Stored items:
[Begin]

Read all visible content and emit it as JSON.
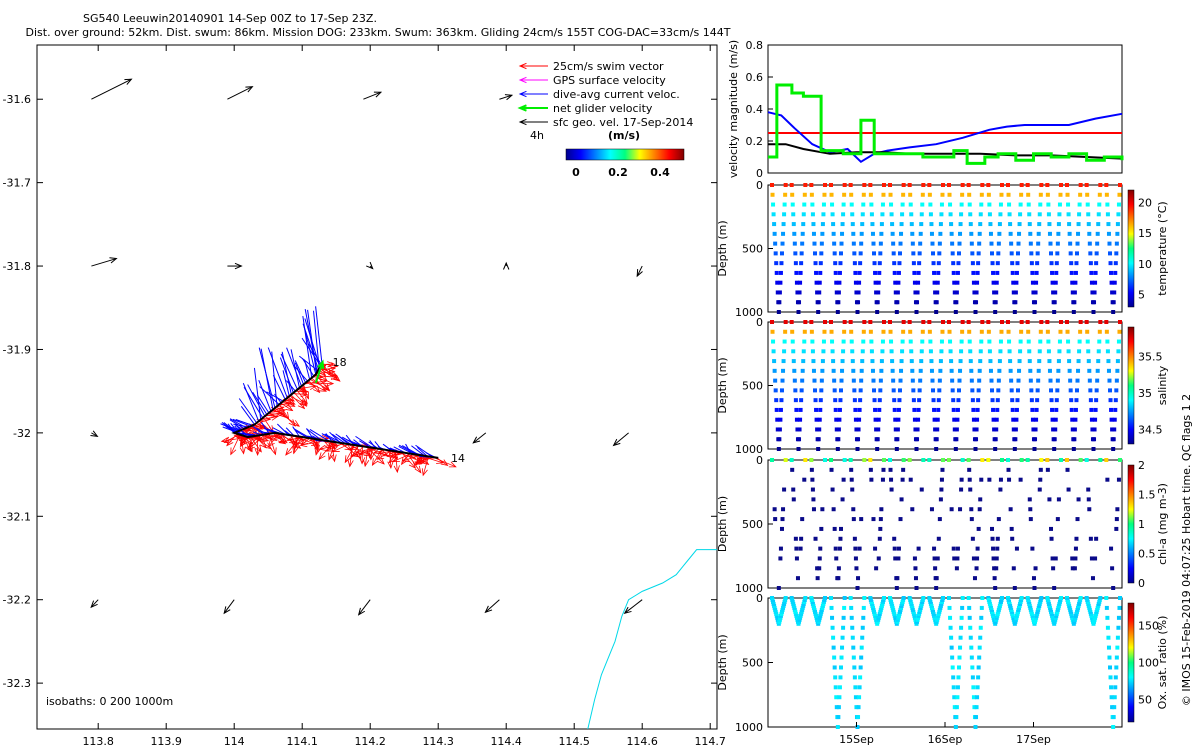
{
  "header": {
    "title_line1": "SG540 Leeuwin20140901 14-Sep 00Z to 17-Sep 23Z.",
    "title_line2": "Dist. over ground: 52km. Dist. swum: 86km. Mission DOG: 233km. Swum: 363km. Gliding 24cm/s 155T COG-DAC=33cm/s 144T"
  },
  "colors": {
    "swim": "#ff0000",
    "gps": "#ff00ff",
    "dac": "#0000ff",
    "net": "#00ee00",
    "sfc": "#000000",
    "coast": "#00d8e8"
  },
  "chart_data": [
    {
      "type": "scatter",
      "panel": "map",
      "x_ticks": [
        "113.8",
        "113.9",
        "114",
        "114.1",
        "114.2",
        "114.3",
        "114.4",
        "114.5",
        "114.6",
        "114.7"
      ],
      "y_ticks": [
        "-31.6",
        "-31.7",
        "-31.8",
        "-31.9",
        "-32",
        "-32.1",
        "-32.2",
        "-32.3"
      ],
      "xlim": [
        113.71,
        114.71
      ],
      "ylim": [
        -32.355,
        -31.535
      ],
      "legend": {
        "items": [
          {
            "label": "25cm/s swim vector",
            "color": "#ff0000"
          },
          {
            "label": "GPS surface velocity",
            "color": "#ff00ff"
          },
          {
            "label": "dive-avg current veloc.",
            "color": "#0000ff"
          },
          {
            "label": "net glider velocity",
            "color": "#00ee00"
          },
          {
            "label": "sfc geo. vel. 17-Sep-2014",
            "color": "#000000"
          }
        ],
        "note": "4h",
        "colorbar_title": "(m/s)",
        "colorbar_ticks": [
          "0",
          "0.2",
          "0.4"
        ],
        "placement": "top-right"
      },
      "track_labels": {
        "start": "14",
        "end": "18"
      },
      "isobaths_label": "isobaths: 0   200  1000m",
      "track": {
        "x": [
          114.3,
          114.26,
          114.22,
          114.18,
          114.14,
          114.1,
          114.06,
          114.02,
          114.0,
          114.03,
          114.06,
          114.09,
          114.12,
          114.13
        ],
        "y": [
          -32.03,
          -32.025,
          -32.02,
          -32.015,
          -32.01,
          -32.005,
          -32.0,
          -32.005,
          -32.0,
          -31.99,
          -31.97,
          -31.95,
          -31.93,
          -31.915
        ]
      },
      "sfc_vectors": [
        {
          "lon": 113.79,
          "lat": -31.6,
          "u": 0.08,
          "v": 0.04
        },
        {
          "lon": 113.99,
          "lat": -31.6,
          "u": 0.05,
          "v": 0.025
        },
        {
          "lon": 114.19,
          "lat": -31.6,
          "u": 0.035,
          "v": 0.014
        },
        {
          "lon": 114.39,
          "lat": -31.6,
          "u": 0.025,
          "v": 0.008
        },
        {
          "lon": 113.79,
          "lat": -31.8,
          "u": 0.05,
          "v": 0.015
        },
        {
          "lon": 113.99,
          "lat": -31.8,
          "u": 0.028,
          "v": 0.0
        },
        {
          "lon": 114.2,
          "lat": -31.8,
          "u": 0.005,
          "v": -0.005
        },
        {
          "lon": 114.4,
          "lat": -31.8,
          "u": 0.0,
          "v": 0.006
        },
        {
          "lon": 114.6,
          "lat": -31.8,
          "u": -0.01,
          "v": -0.02
        },
        {
          "lon": 113.79,
          "lat": -32.0,
          "u": 0.012,
          "v": -0.007
        },
        {
          "lon": 114.37,
          "lat": -32.0,
          "u": -0.025,
          "v": -0.02
        },
        {
          "lon": 114.58,
          "lat": -32.0,
          "u": -0.03,
          "v": -0.025
        },
        {
          "lon": 113.8,
          "lat": -32.2,
          "u": -0.014,
          "v": -0.015
        },
        {
          "lon": 114.0,
          "lat": -32.2,
          "u": -0.02,
          "v": -0.027
        },
        {
          "lon": 114.2,
          "lat": -32.2,
          "u": -0.023,
          "v": -0.03
        },
        {
          "lon": 114.39,
          "lat": -32.2,
          "u": -0.028,
          "v": -0.025
        },
        {
          "lon": 114.6,
          "lat": -32.2,
          "u": -0.035,
          "v": -0.027
        }
      ],
      "coastline": {
        "x": [
          114.52,
          114.53,
          114.54,
          114.55,
          114.56,
          114.57,
          114.58,
          114.6,
          114.63,
          114.65,
          114.66,
          114.67,
          114.68,
          114.7,
          114.71
        ],
        "y": [
          -32.355,
          -32.32,
          -32.29,
          -32.27,
          -32.25,
          -32.22,
          -32.2,
          -32.19,
          -32.18,
          -32.17,
          -32.16,
          -32.15,
          -32.14,
          -32.14,
          -32.14
        ]
      }
    },
    {
      "type": "line",
      "panel": "velocity",
      "ylabel": "velocity magnitude (m/s)",
      "ylim": [
        0,
        0.8
      ],
      "y_ticks": [
        "0",
        "0.2",
        "0.4",
        "0.6",
        "0.8"
      ],
      "xlim": [
        14.0,
        18.0
      ],
      "series": [
        {
          "color": "#ff0000",
          "step": false,
          "x": [
            14.0,
            18.0
          ],
          "y": [
            0.25,
            0.25
          ]
        },
        {
          "color": "#0000ff",
          "step": false,
          "x": [
            14.0,
            14.15,
            14.3,
            14.5,
            14.7,
            14.9,
            15.05,
            15.2,
            15.35,
            15.6,
            15.9,
            16.2,
            16.5,
            16.7,
            16.9,
            17.1,
            17.4,
            17.7,
            18.0
          ],
          "y": [
            0.38,
            0.36,
            0.28,
            0.18,
            0.13,
            0.15,
            0.07,
            0.12,
            0.14,
            0.16,
            0.18,
            0.22,
            0.27,
            0.29,
            0.3,
            0.3,
            0.3,
            0.34,
            0.37
          ]
        },
        {
          "color": "#000000",
          "step": false,
          "x": [
            14.0,
            14.2,
            14.4,
            14.7,
            15.0,
            15.3,
            15.6,
            16.0,
            16.4,
            16.8,
            17.2,
            17.6,
            18.0
          ],
          "y": [
            0.18,
            0.18,
            0.15,
            0.12,
            0.13,
            0.13,
            0.12,
            0.12,
            0.12,
            0.11,
            0.11,
            0.1,
            0.09
          ]
        },
        {
          "color": "#00ee00",
          "step": true,
          "x": [
            14.0,
            14.1,
            14.27,
            14.4,
            14.6,
            14.85,
            15.05,
            15.2,
            15.4,
            15.6,
            15.75,
            15.95,
            16.1,
            16.25,
            16.45,
            16.6,
            16.8,
            17.0,
            17.2,
            17.4,
            17.6,
            17.8,
            18.0
          ],
          "y": [
            0.1,
            0.55,
            0.5,
            0.48,
            0.14,
            0.12,
            0.33,
            0.12,
            0.12,
            0.12,
            0.1,
            0.1,
            0.14,
            0.06,
            0.1,
            0.12,
            0.08,
            0.12,
            0.1,
            0.12,
            0.08,
            0.1,
            0.08
          ]
        }
      ]
    },
    {
      "type": "scatter",
      "panel": "temperature",
      "ylabel": "Depth (m)",
      "y_ticks": [
        "0",
        "500",
        "1000"
      ],
      "ylim": [
        1000,
        0
      ],
      "dives": 18,
      "colorbar": {
        "label": "temperature (°C)",
        "min": 3,
        "max": 22,
        "ticks": [
          "5",
          "10",
          "15",
          "20"
        ]
      }
    },
    {
      "type": "scatter",
      "panel": "salinity",
      "ylabel": "Depth (m)",
      "y_ticks": [
        "0",
        "500",
        "1000"
      ],
      "ylim": [
        1000,
        0
      ],
      "dives": 18,
      "colorbar": {
        "label": "salinity",
        "min": 34.3,
        "max": 35.9,
        "ticks": [
          "34.5",
          "35",
          "35.5"
        ]
      }
    },
    {
      "type": "scatter",
      "panel": "chl",
      "ylabel": "Depth (m)",
      "y_ticks": [
        "0",
        "500",
        "1000"
      ],
      "ylim": [
        1000,
        0
      ],
      "dives": 18,
      "colorbar": {
        "label": "chl-a (mg m-3)",
        "min": 0,
        "max": 2,
        "ticks": [
          "0",
          "0.5",
          "1",
          "1.5",
          "2"
        ]
      }
    },
    {
      "type": "scatter",
      "panel": "oxygen",
      "ylabel": "Depth (m)",
      "y_ticks": [
        "0",
        "500",
        "1000"
      ],
      "ylim": [
        1000,
        0
      ],
      "dives": 18,
      "deep_dives": [
        3,
        4,
        9,
        10,
        17
      ],
      "colorbar": {
        "label": "Ox. sat. ratio (%)",
        "min": 20,
        "max": 180,
        "ticks": [
          "50",
          "100",
          "150"
        ]
      },
      "x_ticks": [
        "15Sep",
        "16Sep",
        "17Sep"
      ]
    }
  ],
  "footer_side": "© IMOS 15-Feb-2019 04:07:25 Hobart time. QC flags 1  2"
}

[End]

Extract each line from the listing that holds the word "swim".

    "swim": "#ff0000",
            "label": "25cm/s swim vector",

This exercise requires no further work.